### ENTRIES

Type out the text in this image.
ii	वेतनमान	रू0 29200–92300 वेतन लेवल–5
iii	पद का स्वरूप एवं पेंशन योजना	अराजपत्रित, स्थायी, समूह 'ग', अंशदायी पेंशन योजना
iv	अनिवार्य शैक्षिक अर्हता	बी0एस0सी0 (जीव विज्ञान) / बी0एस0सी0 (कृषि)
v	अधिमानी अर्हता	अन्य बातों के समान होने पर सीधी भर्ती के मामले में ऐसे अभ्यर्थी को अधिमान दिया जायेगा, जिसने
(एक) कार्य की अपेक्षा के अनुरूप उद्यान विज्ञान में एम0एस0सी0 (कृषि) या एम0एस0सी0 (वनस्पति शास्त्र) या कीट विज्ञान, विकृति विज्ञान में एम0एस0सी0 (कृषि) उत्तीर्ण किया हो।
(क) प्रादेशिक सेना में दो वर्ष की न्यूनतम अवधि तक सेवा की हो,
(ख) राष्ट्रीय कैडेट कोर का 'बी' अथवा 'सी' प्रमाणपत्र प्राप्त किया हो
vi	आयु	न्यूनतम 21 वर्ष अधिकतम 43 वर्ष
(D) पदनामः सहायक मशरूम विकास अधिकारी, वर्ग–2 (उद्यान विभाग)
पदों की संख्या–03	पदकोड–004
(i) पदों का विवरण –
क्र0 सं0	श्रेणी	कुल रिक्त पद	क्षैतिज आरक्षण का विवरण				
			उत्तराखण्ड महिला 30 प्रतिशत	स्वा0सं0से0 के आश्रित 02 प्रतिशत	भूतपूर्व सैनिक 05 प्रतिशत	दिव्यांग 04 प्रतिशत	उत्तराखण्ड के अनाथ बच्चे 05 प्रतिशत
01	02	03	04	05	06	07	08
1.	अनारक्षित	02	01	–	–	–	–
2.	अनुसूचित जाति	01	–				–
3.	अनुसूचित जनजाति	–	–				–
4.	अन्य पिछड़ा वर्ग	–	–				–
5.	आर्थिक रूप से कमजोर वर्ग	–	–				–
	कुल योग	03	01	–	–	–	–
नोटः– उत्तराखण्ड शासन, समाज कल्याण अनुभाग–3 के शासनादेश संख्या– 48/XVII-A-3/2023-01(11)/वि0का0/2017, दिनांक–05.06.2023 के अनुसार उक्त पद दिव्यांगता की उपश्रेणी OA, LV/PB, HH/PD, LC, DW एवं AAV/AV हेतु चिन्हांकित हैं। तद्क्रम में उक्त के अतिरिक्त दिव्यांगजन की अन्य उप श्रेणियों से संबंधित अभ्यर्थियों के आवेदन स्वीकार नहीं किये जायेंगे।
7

...

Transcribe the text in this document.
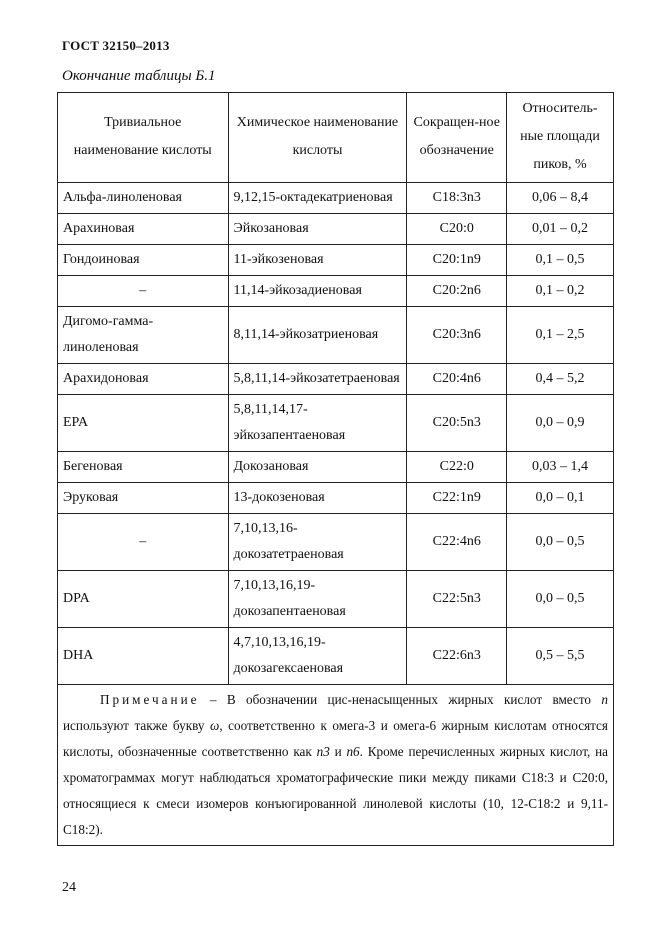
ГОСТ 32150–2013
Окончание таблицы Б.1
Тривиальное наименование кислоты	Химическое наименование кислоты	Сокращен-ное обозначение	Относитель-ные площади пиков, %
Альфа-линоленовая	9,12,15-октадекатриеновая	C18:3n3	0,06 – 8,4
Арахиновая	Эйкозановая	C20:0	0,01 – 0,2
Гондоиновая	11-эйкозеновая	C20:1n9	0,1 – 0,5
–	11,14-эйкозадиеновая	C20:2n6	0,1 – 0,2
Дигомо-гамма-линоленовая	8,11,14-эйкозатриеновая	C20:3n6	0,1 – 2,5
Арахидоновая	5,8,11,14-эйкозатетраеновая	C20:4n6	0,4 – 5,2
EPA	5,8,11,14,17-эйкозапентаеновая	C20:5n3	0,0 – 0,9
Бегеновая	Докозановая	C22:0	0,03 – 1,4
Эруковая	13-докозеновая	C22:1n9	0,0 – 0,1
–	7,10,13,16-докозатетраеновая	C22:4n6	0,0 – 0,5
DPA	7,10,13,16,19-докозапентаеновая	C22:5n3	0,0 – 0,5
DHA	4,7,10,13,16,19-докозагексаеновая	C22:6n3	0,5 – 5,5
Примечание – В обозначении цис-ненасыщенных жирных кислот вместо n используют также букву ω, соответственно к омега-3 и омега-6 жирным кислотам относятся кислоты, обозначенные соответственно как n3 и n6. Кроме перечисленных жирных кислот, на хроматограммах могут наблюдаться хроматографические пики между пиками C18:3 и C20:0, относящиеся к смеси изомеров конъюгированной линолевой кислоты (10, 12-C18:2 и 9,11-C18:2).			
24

### DIRECTIVE
Count the lines above that contain the word "линоленовая". Give only the number.

### COMPLETED EXERCISE
2